Dataset records
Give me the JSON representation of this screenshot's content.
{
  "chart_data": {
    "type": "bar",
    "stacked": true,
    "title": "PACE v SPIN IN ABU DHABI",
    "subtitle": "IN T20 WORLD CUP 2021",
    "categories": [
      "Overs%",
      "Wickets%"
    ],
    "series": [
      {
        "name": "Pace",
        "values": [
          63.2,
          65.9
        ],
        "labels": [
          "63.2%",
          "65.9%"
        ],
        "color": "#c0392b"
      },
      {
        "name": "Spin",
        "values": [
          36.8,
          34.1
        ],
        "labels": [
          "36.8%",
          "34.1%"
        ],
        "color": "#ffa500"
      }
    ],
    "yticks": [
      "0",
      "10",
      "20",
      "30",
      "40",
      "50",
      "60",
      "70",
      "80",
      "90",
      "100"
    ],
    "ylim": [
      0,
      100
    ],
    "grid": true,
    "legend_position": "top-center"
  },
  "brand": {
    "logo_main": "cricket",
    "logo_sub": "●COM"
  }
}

Exercise prompt:
Reproduce the material verbatim, line by line.

Completed exercise:
Give me the JSON representation of this screenshot's content.
{
  "chart_data": {
    "type": "bar",
    "stacked": true,
    "title": "PACE v SPIN IN ABU DHABI",
    "subtitle": "IN T20 WORLD CUP 2021",
    "categories": [
      "Overs%",
      "Wickets%"
    ],
    "series": [
      {
        "name": "Pace",
        "values": [
          63.2,
          65.9
        ],
        "labels": [
          "63.2%",
          "65.9%"
        ],
        "color": "#c0392b"
      },
      {
        "name": "Spin",
        "values": [
          36.8,
          34.1
        ],
        "labels": [
          "36.8%",
          "34.1%"
        ],
        "color": "#ffa500"
      }
    ],
    "yticks": [
      "0",
      "10",
      "20",
      "30",
      "40",
      "50",
      "60",
      "70",
      "80",
      "90",
      "100"
    ],
    "ylim": [
      0,
      100
    ],
    "grid": true,
    "legend_position": "top-center"
  },
  "brand": {
    "logo_main": "cricket",
    "logo_sub": "●COM"
  }
}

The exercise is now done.